§ **TASK BRIEF**
Pick out each line below containing "source".
═══ SUPPLIED ENTRIES
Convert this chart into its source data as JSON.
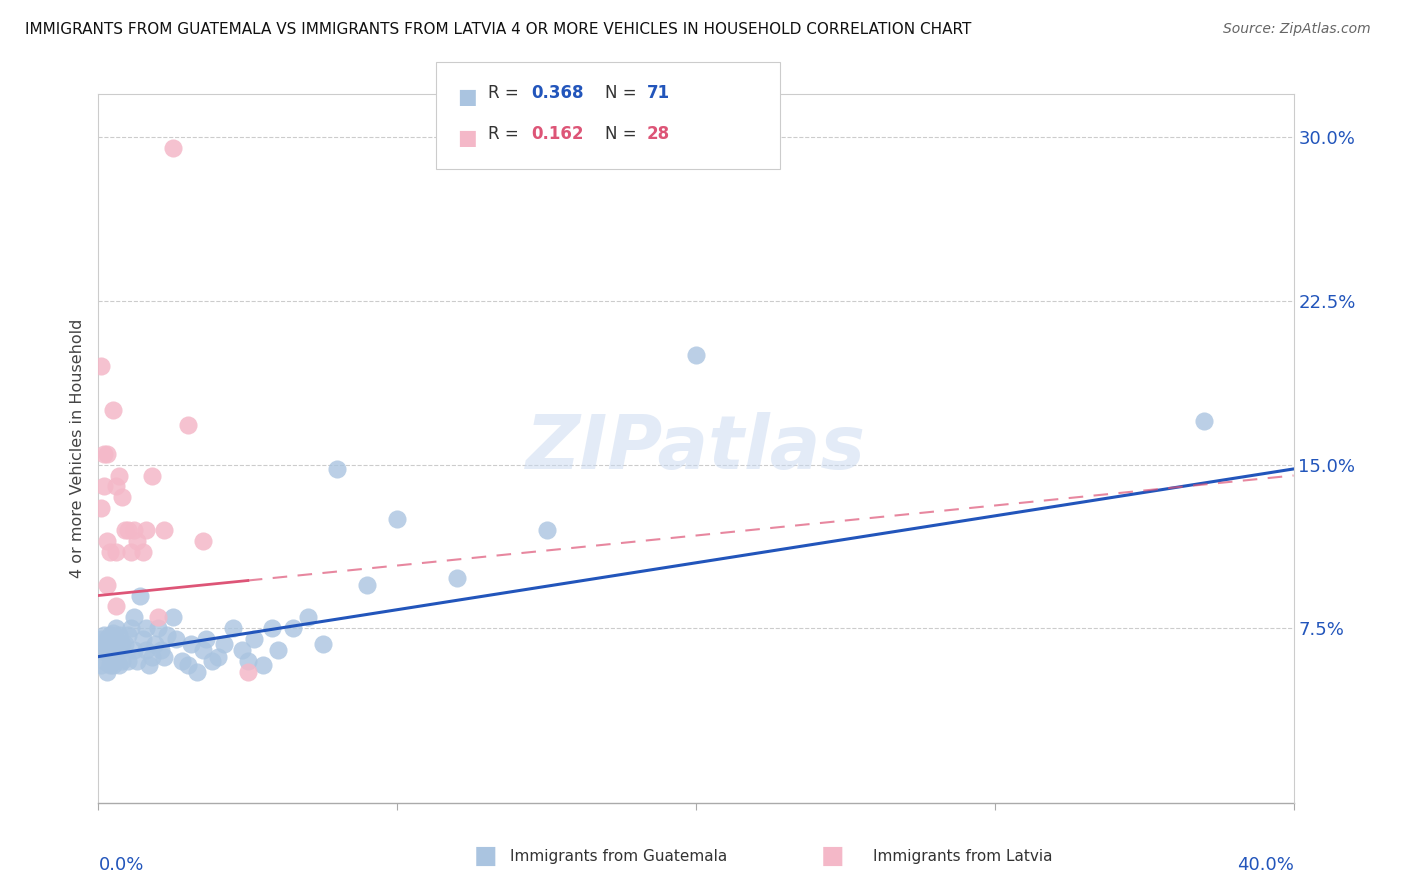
{
  "title": "IMMIGRANTS FROM GUATEMALA VS IMMIGRANTS FROM LATVIA 4 OR MORE VEHICLES IN HOUSEHOLD CORRELATION CHART",
  "source": "Source: ZipAtlas.com",
  "ylabel": "4 or more Vehicles in Household",
  "ytick_vals": [
    0.075,
    0.15,
    0.225,
    0.3
  ],
  "xlim": [
    0.0,
    0.4
  ],
  "ylim": [
    -0.005,
    0.32
  ],
  "legend_blue_R": "0.368",
  "legend_blue_N": "71",
  "legend_pink_R": "0.162",
  "legend_pink_N": "28",
  "blue_color": "#aac4e0",
  "blue_line_color": "#2255bb",
  "pink_color": "#f4b8c8",
  "pink_line_color": "#dd5577",
  "watermark": "ZIPatlas",
  "guatemala_x": [
    0.001,
    0.001,
    0.001,
    0.002,
    0.002,
    0.002,
    0.003,
    0.003,
    0.003,
    0.004,
    0.004,
    0.004,
    0.004,
    0.005,
    0.005,
    0.005,
    0.005,
    0.006,
    0.006,
    0.006,
    0.007,
    0.007,
    0.007,
    0.008,
    0.008,
    0.009,
    0.01,
    0.01,
    0.011,
    0.012,
    0.012,
    0.013,
    0.014,
    0.015,
    0.016,
    0.016,
    0.017,
    0.018,
    0.019,
    0.02,
    0.021,
    0.022,
    0.023,
    0.025,
    0.026,
    0.028,
    0.03,
    0.031,
    0.033,
    0.035,
    0.036,
    0.038,
    0.04,
    0.042,
    0.045,
    0.048,
    0.05,
    0.052,
    0.055,
    0.058,
    0.06,
    0.065,
    0.07,
    0.075,
    0.08,
    0.09,
    0.1,
    0.12,
    0.15,
    0.2,
    0.37
  ],
  "guatemala_y": [
    0.07,
    0.065,
    0.058,
    0.068,
    0.06,
    0.072,
    0.055,
    0.07,
    0.065,
    0.058,
    0.072,
    0.068,
    0.062,
    0.073,
    0.067,
    0.058,
    0.06,
    0.064,
    0.07,
    0.075,
    0.065,
    0.058,
    0.072,
    0.068,
    0.06,
    0.068,
    0.06,
    0.072,
    0.075,
    0.08,
    0.065,
    0.06,
    0.09,
    0.07,
    0.075,
    0.065,
    0.058,
    0.062,
    0.068,
    0.075,
    0.065,
    0.062,
    0.072,
    0.08,
    0.07,
    0.06,
    0.058,
    0.068,
    0.055,
    0.065,
    0.07,
    0.06,
    0.062,
    0.068,
    0.075,
    0.065,
    0.06,
    0.07,
    0.058,
    0.075,
    0.065,
    0.075,
    0.08,
    0.068,
    0.148,
    0.095,
    0.125,
    0.098,
    0.12,
    0.2,
    0.17
  ],
  "latvia_x": [
    0.001,
    0.001,
    0.002,
    0.002,
    0.003,
    0.003,
    0.003,
    0.004,
    0.005,
    0.006,
    0.006,
    0.006,
    0.007,
    0.008,
    0.009,
    0.01,
    0.011,
    0.012,
    0.013,
    0.015,
    0.016,
    0.018,
    0.02,
    0.022,
    0.025,
    0.03,
    0.035,
    0.05
  ],
  "latvia_y": [
    0.195,
    0.13,
    0.155,
    0.14,
    0.155,
    0.115,
    0.095,
    0.11,
    0.175,
    0.14,
    0.11,
    0.085,
    0.145,
    0.135,
    0.12,
    0.12,
    0.11,
    0.12,
    0.115,
    0.11,
    0.12,
    0.145,
    0.08,
    0.12,
    0.295,
    0.168,
    0.115,
    0.055
  ],
  "blue_line_start_y": 0.062,
  "blue_line_end_y": 0.148,
  "pink_line_start_y": 0.09,
  "pink_line_end_y": 0.145
}
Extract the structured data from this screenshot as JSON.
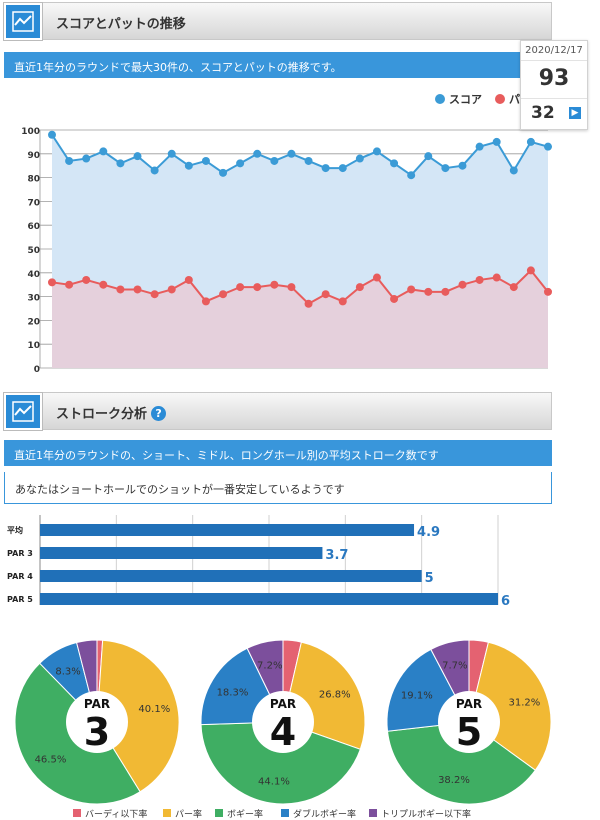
{
  "section1": {
    "title": "スコアとパットの推移",
    "description": "直近1年分のラウンドで最大30件の、スコアとパットの推移です。"
  },
  "tooltip": {
    "date": "2020/12/17",
    "score": "93",
    "putt": "32"
  },
  "section2": {
    "title": "ストローク分析",
    "description": "直近1年分のラウンドの、ショート、ミドル、ロングホール別の平均ストローク数です",
    "note": "あなたはショートホールでのショットが一番安定しているようです"
  },
  "colors": {
    "score": "#3b9bd6",
    "putt": "#e85c5c",
    "score_fill": "#d4e6f6",
    "putt_fill": "#e5d0dc",
    "bar": "#2070b8",
    "birdie": "#e46271",
    "par": "#f1b934",
    "bogey": "#3fae63",
    "double": "#2a80c6",
    "triple": "#7c4f9c"
  },
  "chart_data": [
    {
      "type": "line",
      "legend_placement": "top-right",
      "ylim": [
        0,
        100
      ],
      "yticks": [
        0,
        10,
        20,
        30,
        40,
        50,
        60,
        70,
        80,
        90,
        100
      ],
      "grid": true,
      "series": [
        {
          "name": "スコア",
          "values": [
            98,
            87,
            88,
            91,
            86,
            89,
            83,
            90,
            85,
            87,
            82,
            86,
            90,
            87,
            90,
            87,
            84,
            84,
            88,
            91,
            86,
            81,
            89,
            84,
            85,
            93,
            95,
            83,
            95,
            93
          ]
        },
        {
          "name": "パット",
          "values": [
            36,
            35,
            37,
            35,
            33,
            33,
            31,
            33,
            37,
            28,
            31,
            34,
            34,
            35,
            34,
            27,
            31,
            28,
            34,
            38,
            29,
            33,
            32,
            32,
            35,
            37,
            38,
            34,
            41,
            32
          ]
        }
      ]
    },
    {
      "type": "bar",
      "orientation": "horizontal",
      "categories": [
        "平均",
        "PAR 3",
        "PAR 4",
        "PAR 5"
      ],
      "values": [
        4.9,
        3.7,
        5,
        6
      ],
      "value_labels": [
        "4.9",
        "3.7",
        "5",
        "6"
      ],
      "xlim": [
        0,
        6
      ]
    },
    {
      "type": "pie",
      "center_label": "PAR",
      "center_number": "3",
      "labels": [
        "バーディ以下率",
        "パー率",
        "ボギー率",
        "ダブルボギー率",
        "トリプルボギー以下率"
      ],
      "values": [
        1.1,
        40.1,
        46.5,
        8.3,
        4.0
      ],
      "value_labels": [
        "",
        "40.1%",
        "46.5%",
        "8.3%",
        ""
      ]
    },
    {
      "type": "pie",
      "center_label": "PAR",
      "center_number": "4",
      "labels": [
        "バーディ以下率",
        "パー率",
        "ボギー率",
        "ダブルボギー率",
        "トリプルボギー以下率"
      ],
      "values": [
        3.6,
        26.8,
        44.1,
        18.3,
        7.2
      ],
      "value_labels": [
        "",
        "26.8%",
        "44.1%",
        "18.3%",
        "7.2%"
      ]
    },
    {
      "type": "pie",
      "center_label": "PAR",
      "center_number": "5",
      "labels": [
        "バーディ以下率",
        "パー率",
        "ボギー率",
        "ダブルボギー率",
        "トリプルボギー以下率"
      ],
      "values": [
        3.8,
        31.2,
        38.2,
        19.1,
        7.7
      ],
      "value_labels": [
        "",
        "31.2%",
        "38.2%",
        "19.1%",
        "7.7%"
      ]
    }
  ]
}
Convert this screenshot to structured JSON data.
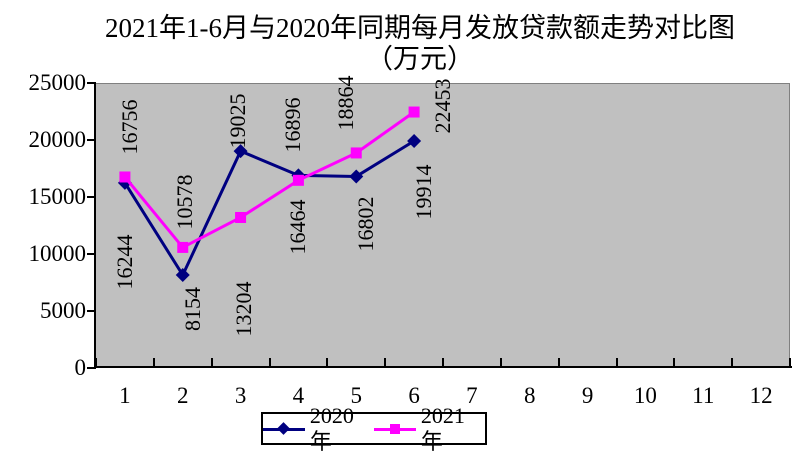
{
  "chart_data": {
    "type": "line",
    "title": "2021年1-6月与2020年同期每月发放贷款额走势对比图",
    "subtitle": "（万元）",
    "categories": [
      "1",
      "2",
      "3",
      "4",
      "5",
      "6",
      "7",
      "8",
      "9",
      "10",
      "11",
      "12"
    ],
    "series": [
      {
        "name": "2020年",
        "color": "#000080",
        "marker": "diamond",
        "values": [
          16244,
          8154,
          19025,
          16896,
          16802,
          19914
        ]
      },
      {
        "name": "2021年",
        "color": "#FF00FF",
        "marker": "square",
        "values": [
          16756,
          10578,
          13204,
          16464,
          18864,
          22453
        ]
      }
    ],
    "ylim": [
      0,
      25000
    ],
    "ytick_step": 5000,
    "yticks": [
      "0",
      "5000",
      "10000",
      "15000",
      "20000",
      "25000"
    ],
    "plot_bg": "#C0C0C0",
    "axis_color": "#000000",
    "grid": false,
    "legend_position": "bottom",
    "data_labels_rotated": true
  }
}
══════
§ **PROBLEM SOLUTION**
Convert this chart into its source data as JSON.
  "source": "Source: ZipAtlas.com",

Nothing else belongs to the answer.